Restate the entries below verbatim.

GIVEN RECORDS:
========================================

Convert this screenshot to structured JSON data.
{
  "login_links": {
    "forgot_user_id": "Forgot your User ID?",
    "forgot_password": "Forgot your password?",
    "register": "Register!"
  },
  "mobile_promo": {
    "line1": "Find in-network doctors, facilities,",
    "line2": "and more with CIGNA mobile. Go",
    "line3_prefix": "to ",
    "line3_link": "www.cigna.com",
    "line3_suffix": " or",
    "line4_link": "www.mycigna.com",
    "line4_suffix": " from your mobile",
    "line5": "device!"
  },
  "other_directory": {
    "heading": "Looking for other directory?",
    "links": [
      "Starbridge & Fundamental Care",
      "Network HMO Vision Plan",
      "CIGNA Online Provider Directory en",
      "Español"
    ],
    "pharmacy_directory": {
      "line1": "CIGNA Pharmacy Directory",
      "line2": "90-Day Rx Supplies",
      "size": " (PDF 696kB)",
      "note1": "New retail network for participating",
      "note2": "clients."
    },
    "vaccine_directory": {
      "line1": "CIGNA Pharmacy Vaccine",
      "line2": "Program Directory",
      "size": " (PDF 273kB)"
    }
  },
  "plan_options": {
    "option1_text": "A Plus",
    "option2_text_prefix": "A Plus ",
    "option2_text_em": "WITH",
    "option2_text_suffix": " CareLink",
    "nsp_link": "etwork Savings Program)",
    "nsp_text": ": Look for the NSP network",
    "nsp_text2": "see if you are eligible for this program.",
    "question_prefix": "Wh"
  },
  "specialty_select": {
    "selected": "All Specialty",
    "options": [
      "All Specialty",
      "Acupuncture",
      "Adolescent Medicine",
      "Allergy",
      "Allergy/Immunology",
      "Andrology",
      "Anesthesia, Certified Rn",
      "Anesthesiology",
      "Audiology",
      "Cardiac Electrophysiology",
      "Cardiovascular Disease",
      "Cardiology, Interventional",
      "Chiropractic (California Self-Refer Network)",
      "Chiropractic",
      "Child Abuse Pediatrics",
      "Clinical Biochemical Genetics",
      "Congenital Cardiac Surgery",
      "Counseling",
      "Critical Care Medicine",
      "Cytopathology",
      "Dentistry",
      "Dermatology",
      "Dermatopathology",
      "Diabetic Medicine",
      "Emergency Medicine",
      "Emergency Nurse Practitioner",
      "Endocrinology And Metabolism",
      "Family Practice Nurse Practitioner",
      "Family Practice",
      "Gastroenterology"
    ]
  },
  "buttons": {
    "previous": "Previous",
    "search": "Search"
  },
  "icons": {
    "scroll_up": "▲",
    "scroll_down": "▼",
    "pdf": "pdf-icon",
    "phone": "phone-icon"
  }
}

========================================

COMPLETED TASK:
Convert this screenshot to structured JSON data.
{
  "login_links": {
    "forgot_user_id": "Forgot your User ID?",
    "forgot_password": "Forgot your password?",
    "register": "Register!"
  },
  "mobile_promo": {
    "line1": "Find in-network doctors, facilities,",
    "line2": "and more with CIGNA mobile. Go",
    "line3_prefix": "to ",
    "line3_link": "www.cigna.com",
    "line3_suffix": " or",
    "line4_link": "www.mycigna.com",
    "line4_suffix": " from your mobile",
    "line5": "device!"
  },
  "other_directory": {
    "heading": "Looking for other directory?",
    "links": [
      "Starbridge & Fundamental Care",
      "Network HMO Vision Plan",
      "CIGNA Online Provider Directory en",
      "Español"
    ],
    "pharmacy_directory": {
      "line1": "CIGNA Pharmacy Directory",
      "line2": "90-Day Rx Supplies",
      "size": " (PDF 696kB)",
      "note1": "New retail network for participating",
      "note2": "clients."
    },
    "vaccine_directory": {
      "line1": "CIGNA Pharmacy Vaccine",
      "line2": "Program Directory",
      "size": " (PDF 273kB)"
    }
  },
  "plan_options": {
    "option1_text": "A Plus",
    "option2_text_prefix": "A Plus ",
    "option2_text_em": "WITH",
    "option2_text_suffix": " CareLink",
    "nsp_link": "etwork Savings Program)",
    "nsp_text": ": Look for the NSP network",
    "nsp_text2": "see if you are eligible for this program.",
    "question_prefix": "Wh"
  },
  "specialty_select": {
    "selected": "All Specialty",
    "options": [
      "All Specialty",
      "Acupuncture",
      "Adolescent Medicine",
      "Allergy",
      "Allergy/Immunology",
      "Andrology",
      "Anesthesia, Certified Rn",
      "Anesthesiology",
      "Audiology",
      "Cardiac Electrophysiology",
      "Cardiovascular Disease",
      "Cardiology, Interventional",
      "Chiropractic (California Self-Refer Network)",
      "Chiropractic",
      "Child Abuse Pediatrics",
      "Clinical Biochemical Genetics",
      "Congenital Cardiac Surgery",
      "Counseling",
      "Critical Care Medicine",
      "Cytopathology",
      "Dentistry",
      "Dermatology",
      "Dermatopathology",
      "Diabetic Medicine",
      "Emergency Medicine",
      "Emergency Nurse Practitioner",
      "Endocrinology And Metabolism",
      "Family Practice Nurse Practitioner",
      "Family Practice",
      "Gastroenterology"
    ]
  },
  "buttons": {
    "previous": "Previous",
    "search": "Search"
  },
  "icons": {
    "scroll_up": "▲",
    "scroll_down": "▼",
    "pdf": "pdf-icon",
    "phone": "phone-icon"
  }
}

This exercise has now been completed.